▶ [STATED EXERCISE] Look for "Ethnologie" in each line of the entries, and return the matching lines.
---
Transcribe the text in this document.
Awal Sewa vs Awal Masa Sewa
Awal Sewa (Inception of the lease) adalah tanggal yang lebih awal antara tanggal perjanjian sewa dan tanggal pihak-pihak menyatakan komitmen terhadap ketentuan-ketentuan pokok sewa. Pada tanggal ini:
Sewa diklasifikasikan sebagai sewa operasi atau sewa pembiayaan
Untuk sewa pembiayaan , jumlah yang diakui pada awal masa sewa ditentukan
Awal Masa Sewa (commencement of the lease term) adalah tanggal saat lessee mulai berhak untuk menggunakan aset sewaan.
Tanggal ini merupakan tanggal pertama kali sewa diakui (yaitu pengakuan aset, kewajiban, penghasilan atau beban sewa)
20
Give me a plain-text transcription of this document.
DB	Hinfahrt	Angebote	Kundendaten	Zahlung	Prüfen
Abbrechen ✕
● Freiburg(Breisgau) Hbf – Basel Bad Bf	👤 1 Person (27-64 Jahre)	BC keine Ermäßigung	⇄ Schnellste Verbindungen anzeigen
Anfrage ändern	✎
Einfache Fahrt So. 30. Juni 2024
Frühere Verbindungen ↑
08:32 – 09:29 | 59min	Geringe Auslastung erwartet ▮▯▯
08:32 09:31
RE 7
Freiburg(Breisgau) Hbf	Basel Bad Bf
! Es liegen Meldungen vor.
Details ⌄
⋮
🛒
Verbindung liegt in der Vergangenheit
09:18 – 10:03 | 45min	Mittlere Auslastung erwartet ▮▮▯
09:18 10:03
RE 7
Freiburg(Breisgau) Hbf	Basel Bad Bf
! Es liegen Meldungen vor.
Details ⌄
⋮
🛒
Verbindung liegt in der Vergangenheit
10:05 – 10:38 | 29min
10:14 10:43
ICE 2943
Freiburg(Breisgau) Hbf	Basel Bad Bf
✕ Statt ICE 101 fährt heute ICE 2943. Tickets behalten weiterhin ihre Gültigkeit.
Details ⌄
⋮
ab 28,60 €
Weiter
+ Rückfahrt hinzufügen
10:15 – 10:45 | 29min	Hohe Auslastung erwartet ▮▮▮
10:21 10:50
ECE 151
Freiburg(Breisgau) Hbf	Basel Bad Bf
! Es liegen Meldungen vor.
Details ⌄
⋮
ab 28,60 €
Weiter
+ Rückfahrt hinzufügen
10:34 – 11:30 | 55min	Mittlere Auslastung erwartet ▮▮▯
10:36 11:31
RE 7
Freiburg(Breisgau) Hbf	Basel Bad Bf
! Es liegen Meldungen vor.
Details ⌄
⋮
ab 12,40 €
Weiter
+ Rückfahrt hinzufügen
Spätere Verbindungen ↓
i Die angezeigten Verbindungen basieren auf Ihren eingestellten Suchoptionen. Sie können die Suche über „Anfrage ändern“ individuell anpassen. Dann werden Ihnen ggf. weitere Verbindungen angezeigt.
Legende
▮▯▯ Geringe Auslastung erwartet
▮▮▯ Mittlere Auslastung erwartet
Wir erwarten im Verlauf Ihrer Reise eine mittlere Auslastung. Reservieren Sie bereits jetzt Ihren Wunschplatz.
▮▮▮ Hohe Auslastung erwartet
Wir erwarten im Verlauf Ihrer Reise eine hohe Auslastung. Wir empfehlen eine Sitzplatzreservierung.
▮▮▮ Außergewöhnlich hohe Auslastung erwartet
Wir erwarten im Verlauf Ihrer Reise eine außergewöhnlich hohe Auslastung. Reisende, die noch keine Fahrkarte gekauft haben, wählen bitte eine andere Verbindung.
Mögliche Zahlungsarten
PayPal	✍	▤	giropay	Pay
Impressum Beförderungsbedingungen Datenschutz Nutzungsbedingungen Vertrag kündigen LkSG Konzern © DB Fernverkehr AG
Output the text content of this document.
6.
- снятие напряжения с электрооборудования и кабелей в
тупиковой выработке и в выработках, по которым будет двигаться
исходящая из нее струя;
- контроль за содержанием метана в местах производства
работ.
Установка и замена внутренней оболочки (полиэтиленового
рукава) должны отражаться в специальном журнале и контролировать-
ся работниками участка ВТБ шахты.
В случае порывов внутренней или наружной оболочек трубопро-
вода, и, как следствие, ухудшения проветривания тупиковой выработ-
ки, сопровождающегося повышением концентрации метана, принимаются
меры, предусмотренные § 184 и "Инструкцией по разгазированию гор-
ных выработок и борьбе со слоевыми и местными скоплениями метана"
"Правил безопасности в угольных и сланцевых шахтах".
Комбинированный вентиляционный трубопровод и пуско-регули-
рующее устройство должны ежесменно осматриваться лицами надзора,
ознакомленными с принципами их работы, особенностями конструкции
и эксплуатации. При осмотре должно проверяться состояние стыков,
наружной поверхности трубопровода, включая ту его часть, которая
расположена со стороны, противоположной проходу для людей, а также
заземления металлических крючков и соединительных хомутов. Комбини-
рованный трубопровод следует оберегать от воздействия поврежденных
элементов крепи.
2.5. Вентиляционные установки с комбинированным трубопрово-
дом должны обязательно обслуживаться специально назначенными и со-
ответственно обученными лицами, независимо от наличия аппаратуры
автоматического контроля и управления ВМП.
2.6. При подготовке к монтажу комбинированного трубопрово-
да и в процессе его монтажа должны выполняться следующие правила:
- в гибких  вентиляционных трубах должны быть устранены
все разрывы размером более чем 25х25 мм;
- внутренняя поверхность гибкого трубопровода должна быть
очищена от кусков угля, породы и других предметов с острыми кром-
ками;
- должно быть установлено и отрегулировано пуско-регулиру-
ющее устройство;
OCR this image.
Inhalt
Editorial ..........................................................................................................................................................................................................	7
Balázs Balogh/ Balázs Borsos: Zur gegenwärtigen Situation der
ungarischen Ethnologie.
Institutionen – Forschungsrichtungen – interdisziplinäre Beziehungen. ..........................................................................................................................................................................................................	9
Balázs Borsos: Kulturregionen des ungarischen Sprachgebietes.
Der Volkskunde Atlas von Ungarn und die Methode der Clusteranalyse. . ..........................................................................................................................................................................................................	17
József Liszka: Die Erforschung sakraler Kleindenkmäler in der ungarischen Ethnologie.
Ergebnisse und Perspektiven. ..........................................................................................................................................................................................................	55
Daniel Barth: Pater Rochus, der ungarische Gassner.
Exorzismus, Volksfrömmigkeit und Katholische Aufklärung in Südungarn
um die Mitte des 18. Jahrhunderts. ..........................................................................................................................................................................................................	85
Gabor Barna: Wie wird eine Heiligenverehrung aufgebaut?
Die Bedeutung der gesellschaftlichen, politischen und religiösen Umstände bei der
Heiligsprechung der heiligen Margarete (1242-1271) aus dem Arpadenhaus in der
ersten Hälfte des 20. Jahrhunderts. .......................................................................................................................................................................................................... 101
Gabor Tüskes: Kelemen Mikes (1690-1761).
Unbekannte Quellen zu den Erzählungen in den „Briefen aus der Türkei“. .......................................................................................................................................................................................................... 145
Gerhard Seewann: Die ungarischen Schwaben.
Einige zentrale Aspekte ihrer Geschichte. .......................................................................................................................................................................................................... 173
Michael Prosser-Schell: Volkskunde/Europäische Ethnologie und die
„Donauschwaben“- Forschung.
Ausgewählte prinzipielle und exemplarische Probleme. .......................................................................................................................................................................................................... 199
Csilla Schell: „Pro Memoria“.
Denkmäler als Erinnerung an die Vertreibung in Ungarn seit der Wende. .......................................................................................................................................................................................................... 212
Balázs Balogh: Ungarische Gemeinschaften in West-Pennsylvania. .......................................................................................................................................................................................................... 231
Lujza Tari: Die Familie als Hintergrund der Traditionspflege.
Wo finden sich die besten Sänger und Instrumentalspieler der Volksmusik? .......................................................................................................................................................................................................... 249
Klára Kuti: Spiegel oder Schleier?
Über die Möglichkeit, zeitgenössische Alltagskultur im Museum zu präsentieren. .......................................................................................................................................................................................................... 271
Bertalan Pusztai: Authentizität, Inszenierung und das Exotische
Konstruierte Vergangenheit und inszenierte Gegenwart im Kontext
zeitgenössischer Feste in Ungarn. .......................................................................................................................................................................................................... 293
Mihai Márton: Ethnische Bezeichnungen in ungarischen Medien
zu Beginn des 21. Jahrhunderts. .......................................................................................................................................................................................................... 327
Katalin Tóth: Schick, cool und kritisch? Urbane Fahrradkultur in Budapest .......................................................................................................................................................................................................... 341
---
▶ [CORRECT RESPONSE]
ungarischen Ethnologie.
József Liszka: Die Erforschung sakraler Kleindenkmäler in der ungarischen Ethnologie.
Michael Prosser-Schell: Volkskunde/Europäische Ethnologie und die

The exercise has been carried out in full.